TASK BRIEF ▸
Copy out all of the material exactly as presented.

Figure data in JSON:
☆ ☆ ☆ ☆ ☆

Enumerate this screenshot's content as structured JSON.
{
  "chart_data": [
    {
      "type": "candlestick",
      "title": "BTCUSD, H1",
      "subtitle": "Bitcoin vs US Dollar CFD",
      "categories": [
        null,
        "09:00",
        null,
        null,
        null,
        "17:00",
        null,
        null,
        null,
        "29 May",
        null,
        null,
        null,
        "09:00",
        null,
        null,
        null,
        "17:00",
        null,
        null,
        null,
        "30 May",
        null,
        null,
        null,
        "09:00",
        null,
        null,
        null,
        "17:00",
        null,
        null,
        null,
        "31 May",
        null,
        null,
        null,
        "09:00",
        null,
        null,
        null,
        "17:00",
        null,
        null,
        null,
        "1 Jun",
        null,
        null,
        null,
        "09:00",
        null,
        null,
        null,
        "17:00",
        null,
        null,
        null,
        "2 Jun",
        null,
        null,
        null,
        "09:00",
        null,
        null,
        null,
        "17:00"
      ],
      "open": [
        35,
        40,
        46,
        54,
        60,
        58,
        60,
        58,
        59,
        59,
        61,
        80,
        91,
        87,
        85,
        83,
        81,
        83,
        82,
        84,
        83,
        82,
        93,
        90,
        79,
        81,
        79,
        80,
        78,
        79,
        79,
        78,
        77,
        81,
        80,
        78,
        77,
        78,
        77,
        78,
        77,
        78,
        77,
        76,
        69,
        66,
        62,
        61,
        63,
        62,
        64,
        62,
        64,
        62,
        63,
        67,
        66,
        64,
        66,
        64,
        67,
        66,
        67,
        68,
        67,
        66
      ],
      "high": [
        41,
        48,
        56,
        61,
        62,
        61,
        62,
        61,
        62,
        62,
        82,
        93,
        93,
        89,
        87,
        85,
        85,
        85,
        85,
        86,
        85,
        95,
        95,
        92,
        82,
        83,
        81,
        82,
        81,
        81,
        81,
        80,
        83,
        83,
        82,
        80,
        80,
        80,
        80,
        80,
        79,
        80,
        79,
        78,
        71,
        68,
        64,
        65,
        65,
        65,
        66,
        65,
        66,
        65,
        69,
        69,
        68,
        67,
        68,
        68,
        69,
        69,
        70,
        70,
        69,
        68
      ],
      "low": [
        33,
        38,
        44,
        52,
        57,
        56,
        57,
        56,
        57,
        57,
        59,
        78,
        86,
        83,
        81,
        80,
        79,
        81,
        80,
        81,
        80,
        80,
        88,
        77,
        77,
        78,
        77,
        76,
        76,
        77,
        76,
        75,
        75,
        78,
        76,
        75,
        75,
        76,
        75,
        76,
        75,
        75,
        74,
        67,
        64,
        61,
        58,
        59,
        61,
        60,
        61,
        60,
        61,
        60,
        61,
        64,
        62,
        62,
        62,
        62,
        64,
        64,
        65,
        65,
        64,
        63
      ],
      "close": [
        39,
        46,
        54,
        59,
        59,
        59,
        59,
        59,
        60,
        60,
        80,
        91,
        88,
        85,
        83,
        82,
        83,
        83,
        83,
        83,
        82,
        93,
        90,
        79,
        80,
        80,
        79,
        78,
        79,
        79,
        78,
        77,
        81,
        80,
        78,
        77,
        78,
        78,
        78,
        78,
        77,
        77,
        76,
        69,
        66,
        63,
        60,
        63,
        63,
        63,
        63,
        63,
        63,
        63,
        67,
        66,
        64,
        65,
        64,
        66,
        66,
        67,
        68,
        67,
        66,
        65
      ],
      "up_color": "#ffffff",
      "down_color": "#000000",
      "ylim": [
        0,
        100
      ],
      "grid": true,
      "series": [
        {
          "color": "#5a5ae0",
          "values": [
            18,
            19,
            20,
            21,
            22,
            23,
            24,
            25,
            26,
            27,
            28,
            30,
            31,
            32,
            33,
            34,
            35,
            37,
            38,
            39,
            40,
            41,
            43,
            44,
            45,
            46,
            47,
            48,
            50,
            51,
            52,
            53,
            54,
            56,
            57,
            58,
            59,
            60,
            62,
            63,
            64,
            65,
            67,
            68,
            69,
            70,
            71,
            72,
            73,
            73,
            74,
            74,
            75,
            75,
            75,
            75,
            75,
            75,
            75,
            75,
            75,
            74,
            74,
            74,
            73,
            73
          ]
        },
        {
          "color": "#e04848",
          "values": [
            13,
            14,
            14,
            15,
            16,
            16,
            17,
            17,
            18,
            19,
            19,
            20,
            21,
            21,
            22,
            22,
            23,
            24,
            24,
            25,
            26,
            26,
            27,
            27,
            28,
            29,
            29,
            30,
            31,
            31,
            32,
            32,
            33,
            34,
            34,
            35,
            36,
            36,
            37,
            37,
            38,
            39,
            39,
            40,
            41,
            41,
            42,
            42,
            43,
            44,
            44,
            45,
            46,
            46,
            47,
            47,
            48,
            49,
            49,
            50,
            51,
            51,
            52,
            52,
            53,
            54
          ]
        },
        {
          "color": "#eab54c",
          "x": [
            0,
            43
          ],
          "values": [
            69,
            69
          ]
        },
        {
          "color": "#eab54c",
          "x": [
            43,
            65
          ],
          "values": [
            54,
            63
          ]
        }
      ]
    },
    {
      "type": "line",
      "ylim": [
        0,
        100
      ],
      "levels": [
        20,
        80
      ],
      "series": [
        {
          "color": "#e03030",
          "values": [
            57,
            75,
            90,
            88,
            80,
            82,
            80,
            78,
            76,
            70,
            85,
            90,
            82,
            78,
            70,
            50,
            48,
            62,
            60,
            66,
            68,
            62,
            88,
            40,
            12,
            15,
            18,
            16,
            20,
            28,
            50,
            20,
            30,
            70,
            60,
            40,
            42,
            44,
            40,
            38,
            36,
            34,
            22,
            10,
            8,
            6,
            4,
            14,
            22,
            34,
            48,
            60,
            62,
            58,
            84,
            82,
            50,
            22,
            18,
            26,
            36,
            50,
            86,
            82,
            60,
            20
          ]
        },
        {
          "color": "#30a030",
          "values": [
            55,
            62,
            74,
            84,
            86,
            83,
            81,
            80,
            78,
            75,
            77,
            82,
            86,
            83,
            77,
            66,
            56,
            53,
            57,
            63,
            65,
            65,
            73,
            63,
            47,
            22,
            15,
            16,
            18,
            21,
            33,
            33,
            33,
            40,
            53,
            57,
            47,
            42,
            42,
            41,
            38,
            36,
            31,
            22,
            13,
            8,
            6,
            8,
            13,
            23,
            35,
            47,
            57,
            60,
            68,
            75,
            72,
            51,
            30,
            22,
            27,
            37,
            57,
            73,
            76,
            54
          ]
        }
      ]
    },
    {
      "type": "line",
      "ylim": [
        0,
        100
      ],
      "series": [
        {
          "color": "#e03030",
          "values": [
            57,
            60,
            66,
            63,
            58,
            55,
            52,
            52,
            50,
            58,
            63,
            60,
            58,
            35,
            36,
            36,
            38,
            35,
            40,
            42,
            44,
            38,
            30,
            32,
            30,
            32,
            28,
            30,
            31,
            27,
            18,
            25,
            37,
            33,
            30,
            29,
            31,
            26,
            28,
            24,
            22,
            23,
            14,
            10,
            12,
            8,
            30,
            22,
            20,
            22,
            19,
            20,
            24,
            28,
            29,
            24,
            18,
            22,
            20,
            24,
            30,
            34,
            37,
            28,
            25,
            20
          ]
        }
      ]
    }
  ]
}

☆ ☆ ☆ ☆ ☆

COMPLETED TASK ▸
Enumerate this screenshot's content as structured JSON.
{
  "chart_data": [
    {
      "type": "candlestick",
      "title": "BTCUSD, H1",
      "subtitle": "Bitcoin vs US Dollar CFD",
      "categories": [
        null,
        "09:00",
        null,
        null,
        null,
        "17:00",
        null,
        null,
        null,
        "29 May",
        null,
        null,
        null,
        "09:00",
        null,
        null,
        null,
        "17:00",
        null,
        null,
        null,
        "30 May",
        null,
        null,
        null,
        "09:00",
        null,
        null,
        null,
        "17:00",
        null,
        null,
        null,
        "31 May",
        null,
        null,
        null,
        "09:00",
        null,
        null,
        null,
        "17:00",
        null,
        null,
        null,
        "1 Jun",
        null,
        null,
        null,
        "09:00",
        null,
        null,
        null,
        "17:00",
        null,
        null,
        null,
        "2 Jun",
        null,
        null,
        null,
        "09:00",
        null,
        null,
        null,
        "17:00"
      ],
      "open": [
        35,
        40,
        46,
        54,
        60,
        58,
        60,
        58,
        59,
        59,
        61,
        80,
        91,
        87,
        85,
        83,
        81,
        83,
        82,
        84,
        83,
        82,
        93,
        90,
        79,
        81,
        79,
        80,
        78,
        79,
        79,
        78,
        77,
        81,
        80,
        78,
        77,
        78,
        77,
        78,
        77,
        78,
        77,
        76,
        69,
        66,
        62,
        61,
        63,
        62,
        64,
        62,
        64,
        62,
        63,
        67,
        66,
        64,
        66,
        64,
        67,
        66,
        67,
        68,
        67,
        66
      ],
      "high": [
        41,
        48,
        56,
        61,
        62,
        61,
        62,
        61,
        62,
        62,
        82,
        93,
        93,
        89,
        87,
        85,
        85,
        85,
        85,
        86,
        85,
        95,
        95,
        92,
        82,
        83,
        81,
        82,
        81,
        81,
        81,
        80,
        83,
        83,
        82,
        80,
        80,
        80,
        80,
        80,
        79,
        80,
        79,
        78,
        71,
        68,
        64,
        65,
        65,
        65,
        66,
        65,
        66,
        65,
        69,
        69,
        68,
        67,
        68,
        68,
        69,
        69,
        70,
        70,
        69,
        68
      ],
      "low": [
        33,
        38,
        44,
        52,
        57,
        56,
        57,
        56,
        57,
        57,
        59,
        78,
        86,
        83,
        81,
        80,
        79,
        81,
        80,
        81,
        80,
        80,
        88,
        77,
        77,
        78,
        77,
        76,
        76,
        77,
        76,
        75,
        75,
        78,
        76,
        75,
        75,
        76,
        75,
        76,
        75,
        75,
        74,
        67,
        64,
        61,
        58,
        59,
        61,
        60,
        61,
        60,
        61,
        60,
        61,
        64,
        62,
        62,
        62,
        62,
        64,
        64,
        65,
        65,
        64,
        63
      ],
      "close": [
        39,
        46,
        54,
        59,
        59,
        59,
        59,
        59,
        60,
        60,
        80,
        91,
        88,
        85,
        83,
        82,
        83,
        83,
        83,
        83,
        82,
        93,
        90,
        79,
        80,
        80,
        79,
        78,
        79,
        79,
        78,
        77,
        81,
        80,
        78,
        77,
        78,
        78,
        78,
        78,
        77,
        77,
        76,
        69,
        66,
        63,
        60,
        63,
        63,
        63,
        63,
        63,
        63,
        63,
        67,
        66,
        64,
        65,
        64,
        66,
        66,
        67,
        68,
        67,
        66,
        65
      ],
      "up_color": "#ffffff",
      "down_color": "#000000",
      "ylim": [
        0,
        100
      ],
      "grid": true,
      "series": [
        {
          "color": "#5a5ae0",
          "values": [
            18,
            19,
            20,
            21,
            22,
            23,
            24,
            25,
            26,
            27,
            28,
            30,
            31,
            32,
            33,
            34,
            35,
            37,
            38,
            39,
            40,
            41,
            43,
            44,
            45,
            46,
            47,
            48,
            50,
            51,
            52,
            53,
            54,
            56,
            57,
            58,
            59,
            60,
            62,
            63,
            64,
            65,
            67,
            68,
            69,
            70,
            71,
            72,
            73,
            73,
            74,
            74,
            75,
            75,
            75,
            75,
            75,
            75,
            75,
            75,
            75,
            74,
            74,
            74,
            73,
            73
          ]
        },
        {
          "color": "#e04848",
          "values": [
            13,
            14,
            14,
            15,
            16,
            16,
            17,
            17,
            18,
            19,
            19,
            20,
            21,
            21,
            22,
            22,
            23,
            24,
            24,
            25,
            26,
            26,
            27,
            27,
            28,
            29,
            29,
            30,
            31,
            31,
            32,
            32,
            33,
            34,
            34,
            35,
            36,
            36,
            37,
            37,
            38,
            39,
            39,
            40,
            41,
            41,
            42,
            42,
            43,
            44,
            44,
            45,
            46,
            46,
            47,
            47,
            48,
            49,
            49,
            50,
            51,
            51,
            52,
            52,
            53,
            54
          ]
        },
        {
          "color": "#eab54c",
          "x": [
            0,
            43
          ],
          "values": [
            69,
            69
          ]
        },
        {
          "color": "#eab54c",
          "x": [
            43,
            65
          ],
          "values": [
            54,
            63
          ]
        }
      ]
    },
    {
      "type": "line",
      "ylim": [
        0,
        100
      ],
      "levels": [
        20,
        80
      ],
      "series": [
        {
          "color": "#e03030",
          "values": [
            57,
            75,
            90,
            88,
            80,
            82,
            80,
            78,
            76,
            70,
            85,
            90,
            82,
            78,
            70,
            50,
            48,
            62,
            60,
            66,
            68,
            62,
            88,
            40,
            12,
            15,
            18,
            16,
            20,
            28,
            50,
            20,
            30,
            70,
            60,
            40,
            42,
            44,
            40,
            38,
            36,
            34,
            22,
            10,
            8,
            6,
            4,
            14,
            22,
            34,
            48,
            60,
            62,
            58,
            84,
            82,
            50,
            22,
            18,
            26,
            36,
            50,
            86,
            82,
            60,
            20
          ]
        },
        {
          "color": "#30a030",
          "values": [
            55,
            62,
            74,
            84,
            86,
            83,
            81,
            80,
            78,
            75,
            77,
            82,
            86,
            83,
            77,
            66,
            56,
            53,
            57,
            63,
            65,
            65,
            73,
            63,
            47,
            22,
            15,
            16,
            18,
            21,
            33,
            33,
            33,
            40,
            53,
            57,
            47,
            42,
            42,
            41,
            38,
            36,
            31,
            22,
            13,
            8,
            6,
            8,
            13,
            23,
            35,
            47,
            57,
            60,
            68,
            75,
            72,
            51,
            30,
            22,
            27,
            37,
            57,
            73,
            76,
            54
          ]
        }
      ]
    },
    {
      "type": "line",
      "ylim": [
        0,
        100
      ],
      "series": [
        {
          "color": "#e03030",
          "values": [
            57,
            60,
            66,
            63,
            58,
            55,
            52,
            52,
            50,
            58,
            63,
            60,
            58,
            35,
            36,
            36,
            38,
            35,
            40,
            42,
            44,
            38,
            30,
            32,
            30,
            32,
            28,
            30,
            31,
            27,
            18,
            25,
            37,
            33,
            30,
            29,
            31,
            26,
            28,
            24,
            22,
            23,
            14,
            10,
            12,
            8,
            30,
            22,
            20,
            22,
            19,
            20,
            24,
            28,
            29,
            24,
            18,
            22,
            20,
            24,
            30,
            34,
            37,
            28,
            25,
            20
          ]
        }
      ]
    }
  ]
}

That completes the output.